» PROBLEM: Repeat every record below exactly, leaving out the pictures.

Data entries
>> BEGIN

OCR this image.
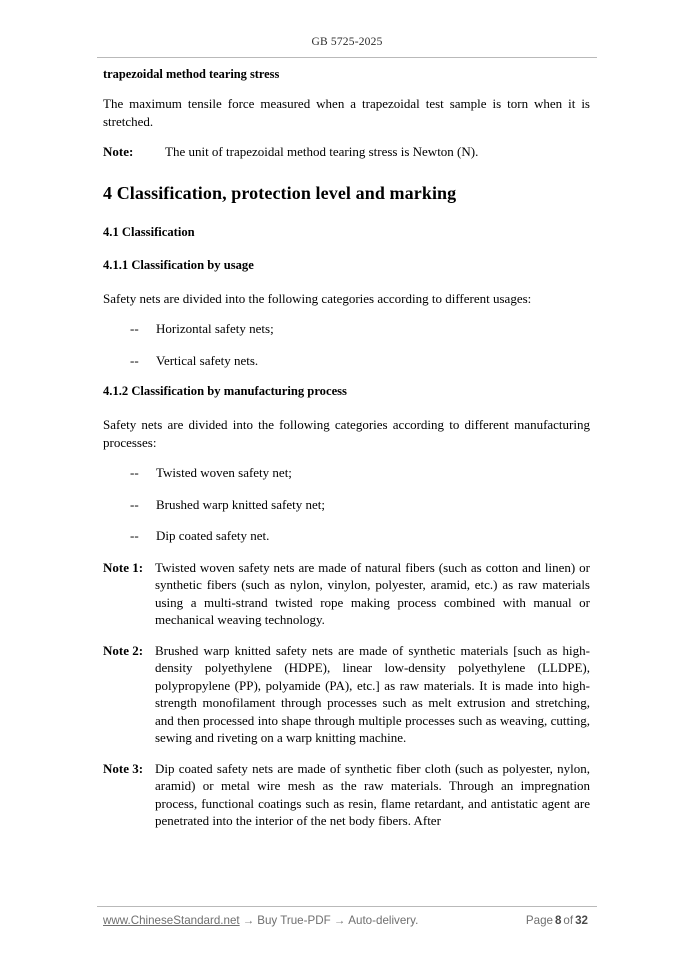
GB 5725-2025
trapezoidal method tearing stress

The maximum tensile force measured when a trapezoidal test sample is torn when it is stretched.

Note:	The unit of trapezoidal method tearing stress is Newton (N).
4 Classification, protection level and marking
4.1 Classification
4.1.1 Classification by usage

Safety nets are divided into the following categories according to different usages:

--	Horizontal safety nets;
--	Vertical safety nets.
4.1.2 Classification by manufacturing process

Safety nets are divided into the following categories according to different manufacturing processes:

--	Twisted woven safety net;
--	Brushed warp knitted safety net;
--	Dip coated safety net.
Note 1: Twisted woven safety nets are made of natural fibers (such as cotton and linen) or synthetic fibers (such as nylon, vinylon, polyester, aramid, etc.) as raw materials using a multi-strand twisted rope making process combined with manual or mechanical weaving technology.
Note 2: Brushed warp knitted safety nets are made of synthetic materials [such as high-density polyethylene (HDPE), linear low-density polyethylene (LLDPE), polypropylene (PP), polyamide (PA), etc.] as raw materials. It is made into high-strength monofilament through processes such as melt extrusion and stretching, and then processed into shape through multiple processes such as weaving, cutting, sewing and riveting on a warp knitting machine.
Note 3: Dip coated safety nets are made of synthetic fiber cloth (such as polyester, nylon, aramid) or metal wire mesh as the raw materials. Through an impregnation process, functional coatings such as resin, flame retardant, and antistatic agent are penetrated into the interior of the net body fibers. After
www.ChineseStandard.net → Buy True-PDF → Auto-delivery.	Page 8 of 32
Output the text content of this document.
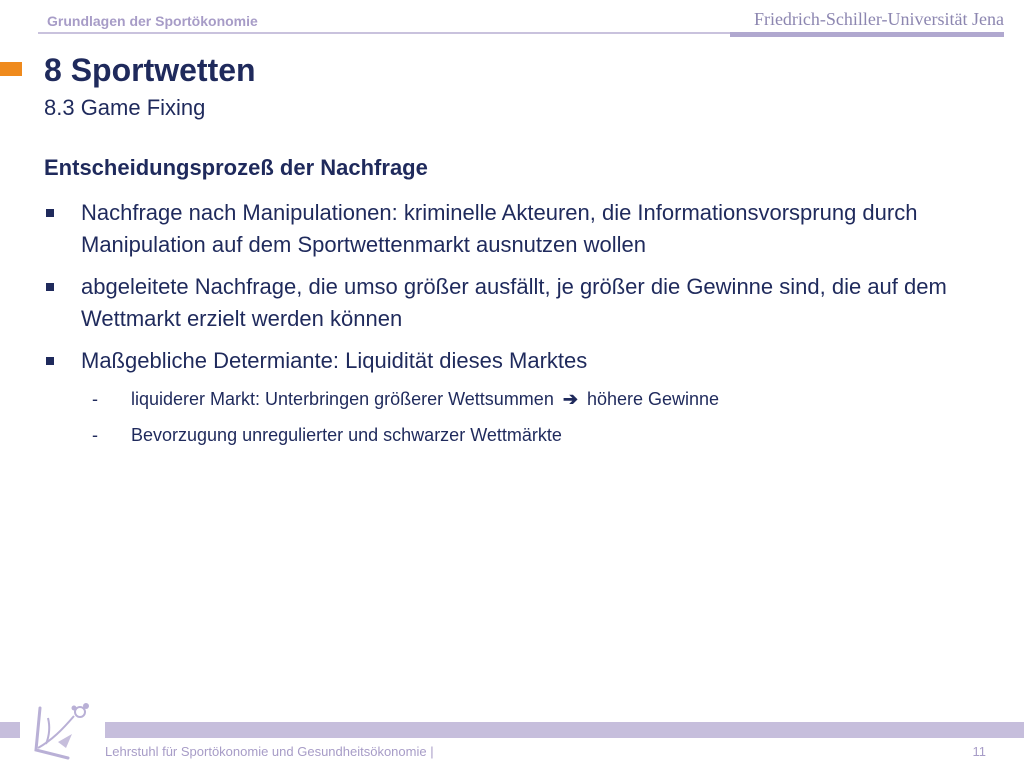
Grundlagen der Sportökonomie	Friedrich-Schiller-Universität Jena
8 Sportwetten
8.3 Game Fixing
Entscheidungsprozeß der Nachfrage
Nachfrage nach Manipulationen: kriminelle Akteuren, die Informationsvorsprung durch Manipulation auf dem Sportwettenmarkt ausnutzen wollen
abgeleitete Nachfrage, die umso größer ausfällt, je größer die Gewinne sind, die auf dem Wettmarkt erzielt werden können
Maßgebliche Determiante: Liquidität dieses Marktes
- liquiderer Markt: Unterbringen größerer Wettsummen ➔ höhere Gewinne
- Bevorzugung unregulierter und schwarzer Wettmärkte
Lehrstuhl für Sportökonomie und Gesundheitsökonomie |	11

>> END

» TASK OUTPUT:
OCR this image.
GB 5725-2025
trapezoidal method tearing stress

The maximum tensile force measured when a trapezoidal test sample is torn when it is stretched.

Note:	The unit of trapezoidal method tearing stress is Newton (N).
4 Classification, protection level and marking
4.1 Classification
4.1.1 Classification by usage

Safety nets are divided into the following categories according to different usages:

--	Horizontal safety nets;
--	Vertical safety nets.
4.1.2 Classification by manufacturing process

Safety nets are divided into the following categories according to different manufacturing processes:

--	Twisted woven safety net;
--	Brushed warp knitted safety net;
--	Dip coated safety net.
Note 1: Twisted woven safety nets are made of natural fibers (such as cotton and linen) or synthetic fibers (such as nylon, vinylon, polyester, aramid, etc.) as raw materials using a multi-strand twisted rope making process combined with manual or mechanical weaving technology.
Note 2: Brushed warp knitted safety nets are made of synthetic materials [such as high-density polyethylene (HDPE), linear low-density polyethylene (LLDPE), polypropylene (PP), polyamide (PA), etc.] as raw materials. It is made into high-strength monofilament through processes such as melt extrusion and stretching, and then processed into shape through multiple processes such as weaving, cutting, sewing and riveting on a warp knitting machine.
Note 3: Dip coated safety nets are made of synthetic fiber cloth (such as polyester, nylon, aramid) or metal wire mesh as the raw materials. Through an impregnation process, functional coatings such as resin, flame retardant, and antistatic agent are penetrated into the interior of the net body fibers. After
www.ChineseStandard.net → Buy True-PDF → Auto-delivery.	Page 8 of 32
Output the text content of this document.
Grundlagen der Sportökonomie	Friedrich-Schiller-Universität Jena
8 Sportwetten
8.3 Game Fixing
Entscheidungsprozeß der Nachfrage
Nachfrage nach Manipulationen: kriminelle Akteuren, die Informationsvorsprung durch Manipulation auf dem Sportwettenmarkt ausnutzen wollen
abgeleitete Nachfrage, die umso größer ausfällt, je größer die Gewinne sind, die auf dem Wettmarkt erzielt werden können
Maßgebliche Determiante: Liquidität dieses Marktes
- liquiderer Markt: Unterbringen größerer Wettsummen ➔ höhere Gewinne
- Bevorzugung unregulierter und schwarzer Wettmärkte
Lehrstuhl für Sportökonomie und Gesundheitsökonomie |	11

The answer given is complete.